Brief
Please answer these questions on the graded exam key for the HAWK code fragment:
1. What size does the key's answer give when declaring ARRAY?
2. What was the most common odd size students gave for ARRAY?
3. What share of the class focused on the control structure but forgot the loop body?

Begin Extract provided

LOAD R3,PARRAY
LOAD R4,10
LOOP:
STORES R0,R3
ADDSI R3,4
ADDSI R4,-1
BGT LOOP
a) Given that ARRAY is a global array of 10 integers, write appropriate SMAL code to declare ARRAY and PARRAY (1 point)
_____________COMMON__ARRAY,40_______________________________________________ _____PARRAY:_W_______ARRAY__________________________________________________
1/3 did perfectly here. 1/3 did well except for giving an odd size for ARRAY (the most common odd size was 10, forgetting that the size is in bytes, but several gave sizes in the thousands).
b) Write high level language code equivalent in effect to the HAWK code fragment given above in some procedural high-level language. (1 point)
_____for (i = 0; i < 10; i++) array[i] = 0;_________________________________ ____________________________________________________________________________ ____________________________________________________________________________ ____________________________________________________________________________
1/4 did well. Almost as many earned no credit at all. The most common solutions that earned partial credit involved deep focus on the control structure while forgetting the loop body (the STORES). Fully half the class made this mistake. Typically, these partial credit answers did not abstract very far from the assembly language code, retaining one line of code per line of assembly code.

End Extract provided
Begin Entries provided

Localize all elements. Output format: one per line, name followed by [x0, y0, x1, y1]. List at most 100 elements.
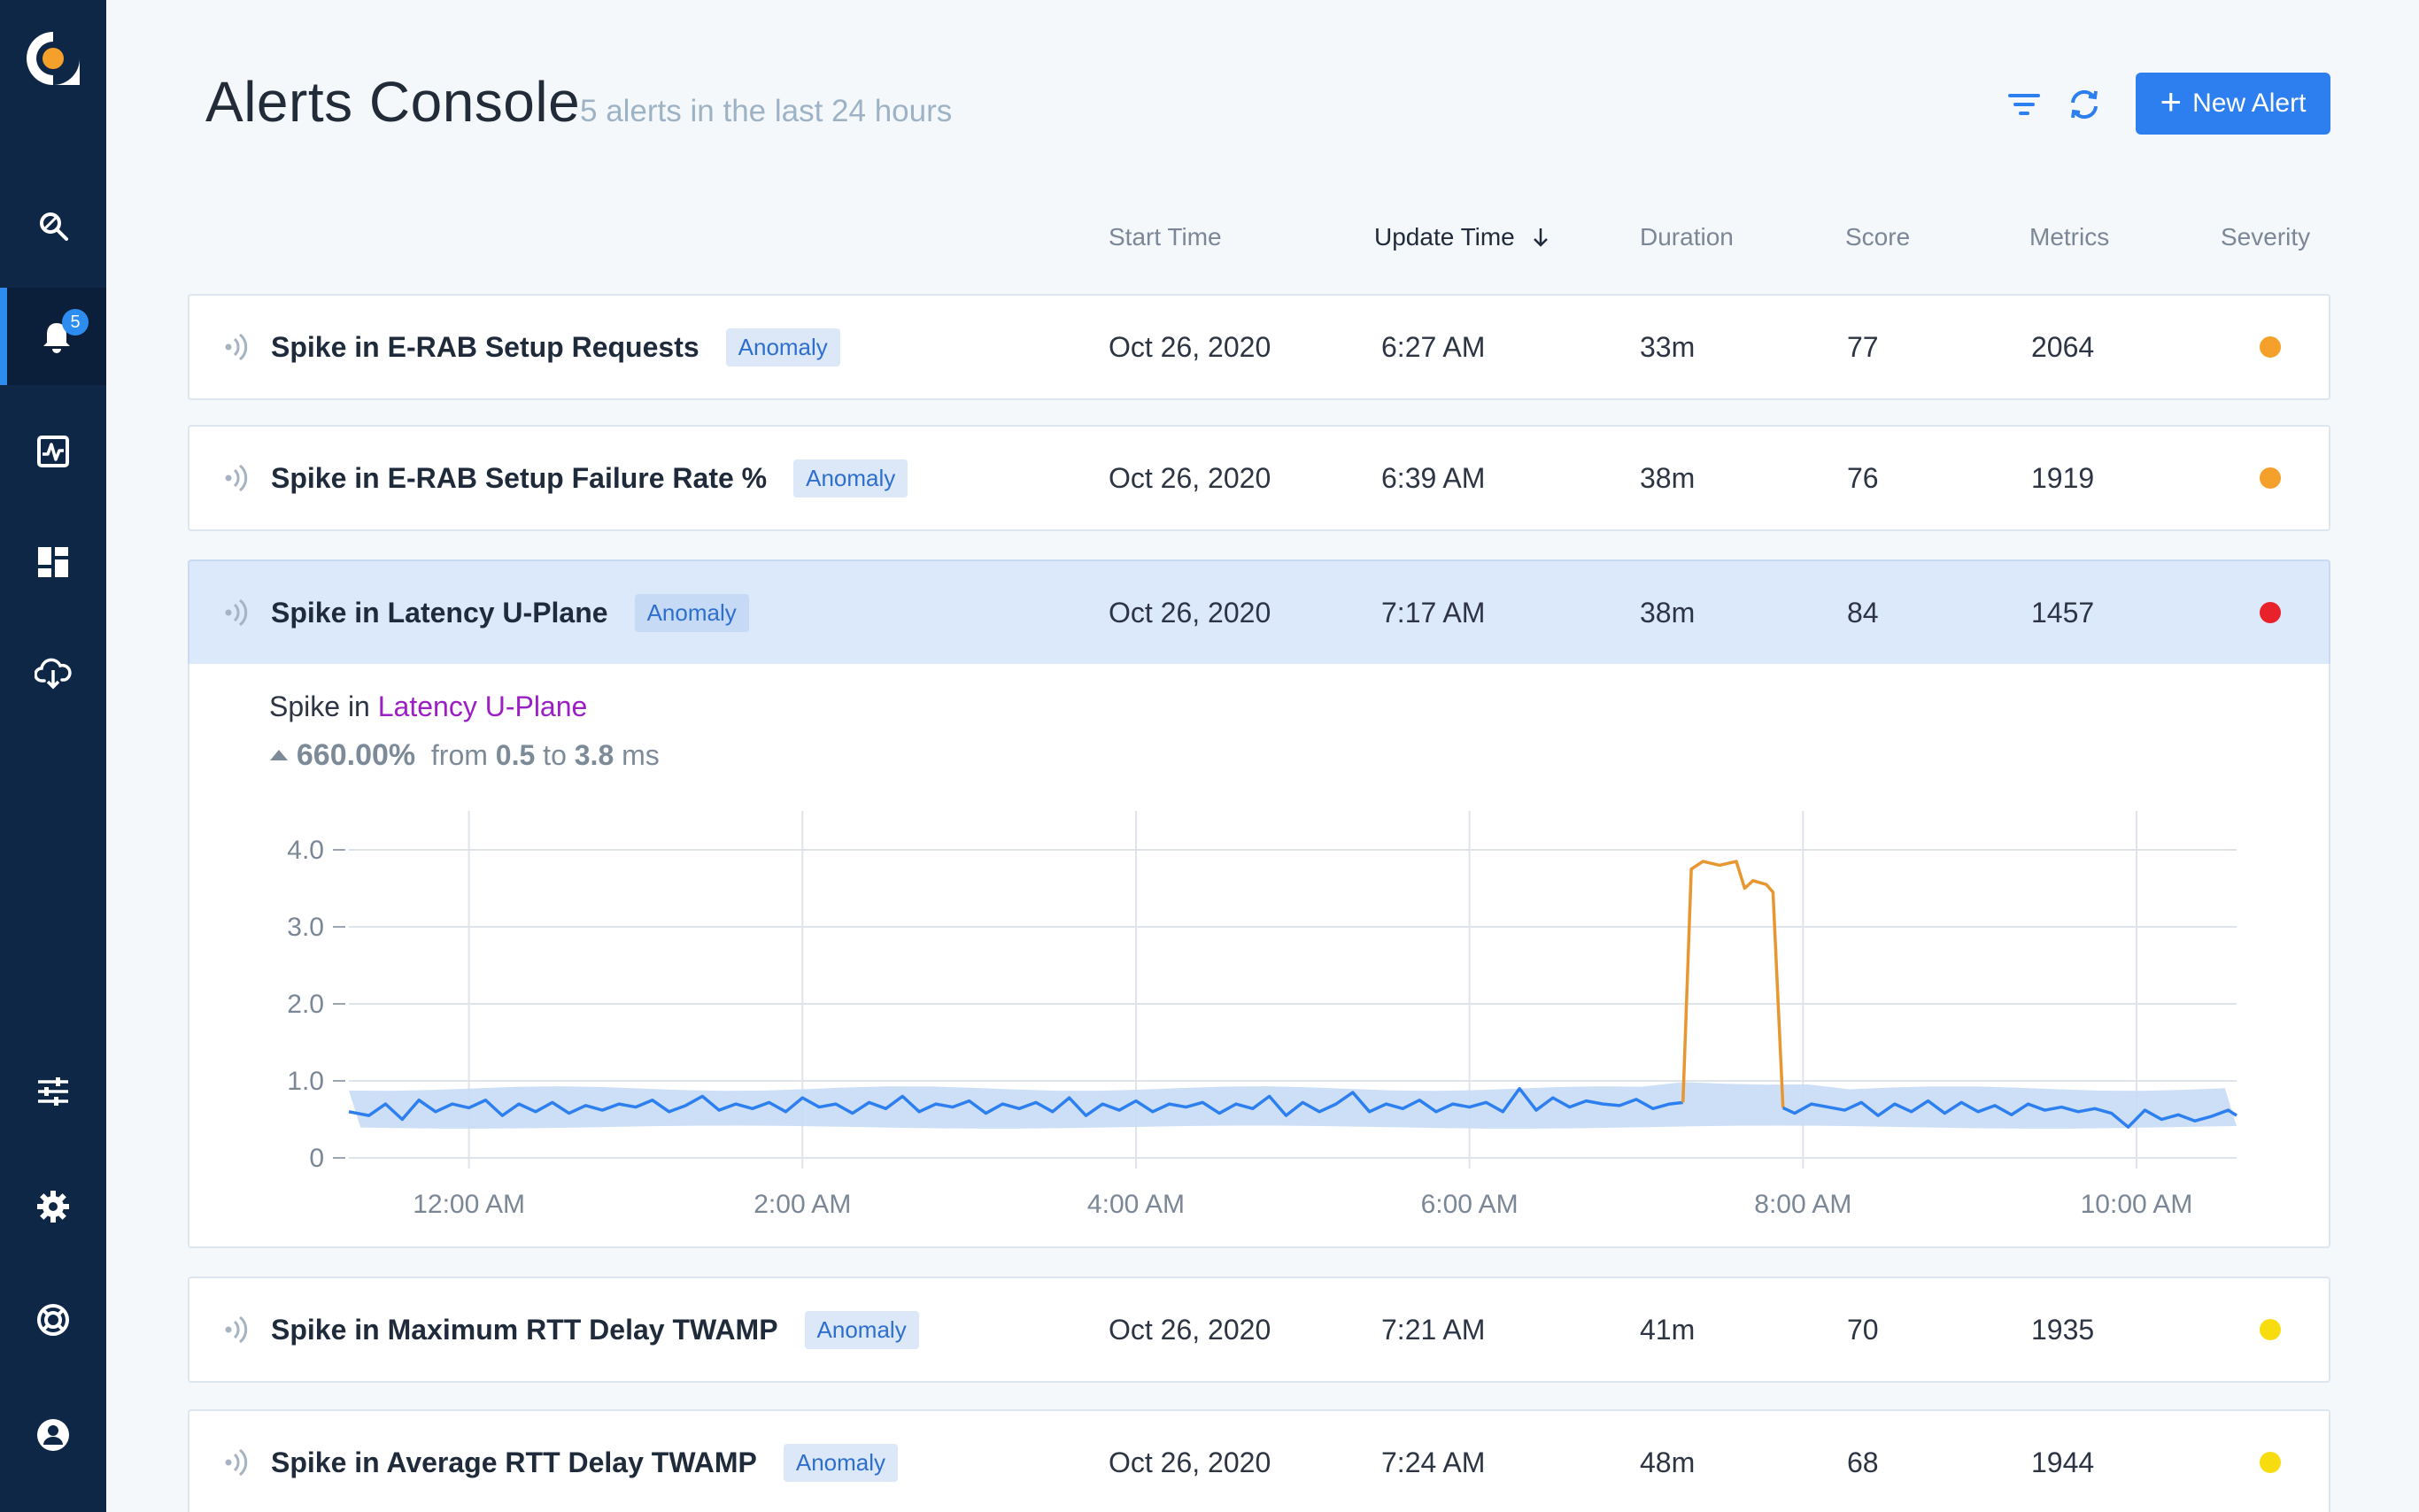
- page-title: Alerts Console: [205, 70, 581, 134]
- alert-title[interactable]: Spike in Average RTT Delay TWAMP Anomaly: [271, 1411, 899, 1512]
- sidebar: 5: [0, 0, 106, 1512]
- sliders-icon: [38, 1077, 68, 1106]
- alert-row[interactable]: Spike in E-RAB Setup Requests Anomaly Oc…: [188, 294, 2330, 400]
- alert-row[interactable]: Spike in Latency U-Plane Anomaly Oct 26,…: [188, 559, 2330, 666]
- y-tick-label: 2.0: [287, 990, 324, 1019]
- column-duration[interactable]: Duration: [1640, 223, 1734, 251]
- sidebar-item-dashboards[interactable]: [0, 513, 106, 611]
- series-line-normal_before: [348, 1086, 1683, 1122]
- alert-score: 77: [1847, 330, 1879, 363]
- alert-score: 70: [1847, 1313, 1879, 1346]
- detail-to-value: 3.8: [574, 739, 614, 771]
- alert-duration: 38m: [1640, 596, 1696, 629]
- x-tick-label: 8:00 AM: [1754, 1190, 1851, 1219]
- alert-metrics-count: 2064: [2031, 330, 2095, 363]
- sidebar-item-help[interactable]: [0, 1271, 106, 1369]
- column-start-time[interactable]: Start Time: [1109, 223, 1222, 251]
- sort-desc-icon: [1533, 228, 1548, 247]
- alert-score: 84: [1847, 596, 1879, 629]
- dashboard-icon: [38, 547, 68, 577]
- alert-row[interactable]: Spike in Average RTT Delay TWAMP Anomaly…: [188, 1409, 2330, 1512]
- series-line-anomaly: [1681, 860, 1785, 1108]
- sidebar-item-data-sources[interactable]: [0, 624, 106, 721]
- filter-icon[interactable]: [2005, 85, 2044, 124]
- alert-metrics-count: 1944: [2031, 1446, 2095, 1478]
- alert-title[interactable]: Spike in E-RAB Setup Failure Rate % Anom…: [271, 427, 908, 529]
- alert-row[interactable]: Spike in Maximum RTT Delay TWAMP Anomaly…: [188, 1277, 2330, 1383]
- alert-title-text: Spike in Average RTT Delay TWAMP: [271, 1446, 757, 1478]
- alert-start-time: Oct 26, 2020: [1109, 596, 1271, 629]
- anomaly-tag: Anomaly: [783, 1443, 899, 1482]
- alert-update-time: 6:39 AM: [1381, 461, 1486, 494]
- severity-dot: [2260, 602, 2281, 623]
- sidebar-item-tuning[interactable]: [0, 1043, 106, 1140]
- new-alert-button[interactable]: + New Alert: [2136, 73, 2330, 135]
- gear-icon: [37, 1191, 69, 1223]
- alert-metrics-count: 1919: [2031, 461, 2095, 494]
- alert-row[interactable]: Spike in E-RAB Setup Failure Rate % Anom…: [188, 425, 2330, 531]
- severity-dot: [2260, 467, 2281, 489]
- cloud-download-icon: [35, 658, 72, 690]
- detail-from-value: 0.5: [495, 739, 536, 771]
- anomaly-tag: Anomaly: [793, 459, 908, 498]
- column-update-time[interactable]: Update Time: [1374, 223, 1552, 251]
- signal-icon: [225, 464, 248, 492]
- alert-title[interactable]: Spike in E-RAB Setup Requests Anomaly: [271, 296, 840, 398]
- detail-from-word: from: [430, 739, 488, 771]
- alert-duration: 48m: [1640, 1446, 1696, 1478]
- sidebar-item-search[interactable]: [0, 177, 106, 274]
- sidebar-item-profile[interactable]: [0, 1386, 106, 1484]
- lifebuoy-icon: [37, 1304, 69, 1336]
- detail-metric-link[interactable]: Latency U-Plane: [377, 690, 588, 722]
- alert-start-time: Oct 26, 2020: [1109, 330, 1271, 363]
- column-metrics[interactable]: Metrics: [2029, 223, 2110, 251]
- alerts-count-badge: 5: [62, 309, 89, 336]
- alert-score: 76: [1847, 461, 1879, 494]
- sidebar-item-metrics[interactable]: [0, 403, 106, 500]
- signal-icon: [225, 333, 248, 361]
- alert-score: 68: [1847, 1446, 1879, 1478]
- alert-duration: 33m: [1640, 330, 1696, 363]
- alert-start-time: Oct 26, 2020: [1109, 1446, 1271, 1478]
- new-alert-label: New Alert: [2192, 89, 2307, 118]
- refresh-icon[interactable]: [2065, 85, 2104, 124]
- alert-start-time: Oct 26, 2020: [1109, 1313, 1271, 1346]
- detail-percent: 660.00%: [296, 738, 416, 772]
- anomaly-tag: Anomaly: [804, 1310, 919, 1349]
- alert-title-text: Spike in E-RAB Setup Requests: [271, 330, 699, 363]
- detail-to-word: to: [543, 739, 567, 771]
- sidebar-item-alerts[interactable]: 5: [0, 288, 106, 385]
- alert-metrics-count: 1457: [2031, 596, 2095, 629]
- alert-update-time: 6:27 AM: [1381, 330, 1486, 363]
- alert-update-time: 7:17 AM: [1381, 596, 1486, 629]
- search-icon: [40, 212, 68, 241]
- sidebar-item-settings[interactable]: [0, 1158, 106, 1255]
- x-tick-label: 4:00 AM: [1087, 1190, 1185, 1219]
- detail-title-prefix: Spike in: [269, 690, 370, 722]
- signal-icon: [225, 1315, 248, 1344]
- alert-title[interactable]: Spike in Maximum RTT Delay TWAMP Anomaly: [271, 1278, 919, 1381]
- alert-title-text: Spike in E-RAB Setup Failure Rate %: [271, 461, 768, 494]
- y-tick-label: 1.0: [287, 1067, 324, 1096]
- anodot-logo-icon[interactable]: [23, 28, 83, 89]
- x-tick-label: 10:00 AM: [2081, 1190, 2193, 1219]
- triangle-up-icon: [270, 750, 288, 760]
- activity-icon: [37, 436, 69, 467]
- x-tick-label: 2:00 AM: [754, 1190, 851, 1219]
- x-tick-label: 12:00 AM: [413, 1190, 525, 1219]
- anomaly-tag: Anomaly: [725, 328, 840, 366]
- detail-unit: ms: [622, 739, 660, 771]
- signal-icon: [225, 598, 248, 627]
- anomaly-tag: Anomaly: [634, 593, 749, 632]
- series-line-normal_after: [1781, 1099, 2237, 1129]
- baseline-band: [349, 1082, 2237, 1129]
- latency-chart: 0 1.0 2.0 3.0 4.0 12:00 AM 2:00 AM 4:00 AM 6:00 …: [287, 811, 2237, 1219]
- detail-delta: 660.00% from 0.5 to 3.8 ms: [269, 738, 660, 773]
- alert-update-time: 7:24 AM: [1381, 1446, 1486, 1478]
- alert-title-text: Spike in Latency U-Plane: [271, 596, 608, 629]
- alert-title[interactable]: Spike in Latency U-Plane Anomaly: [271, 561, 749, 664]
- y-tick-label: 3.0: [287, 913, 324, 942]
- column-severity[interactable]: Severity: [2221, 223, 2311, 251]
- column-score[interactable]: Score: [1845, 223, 1911, 251]
- alert-start-time: Oct 26, 2020: [1109, 461, 1271, 494]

End Entries provided

Finished task
1. 40
2. 10
3. Half the class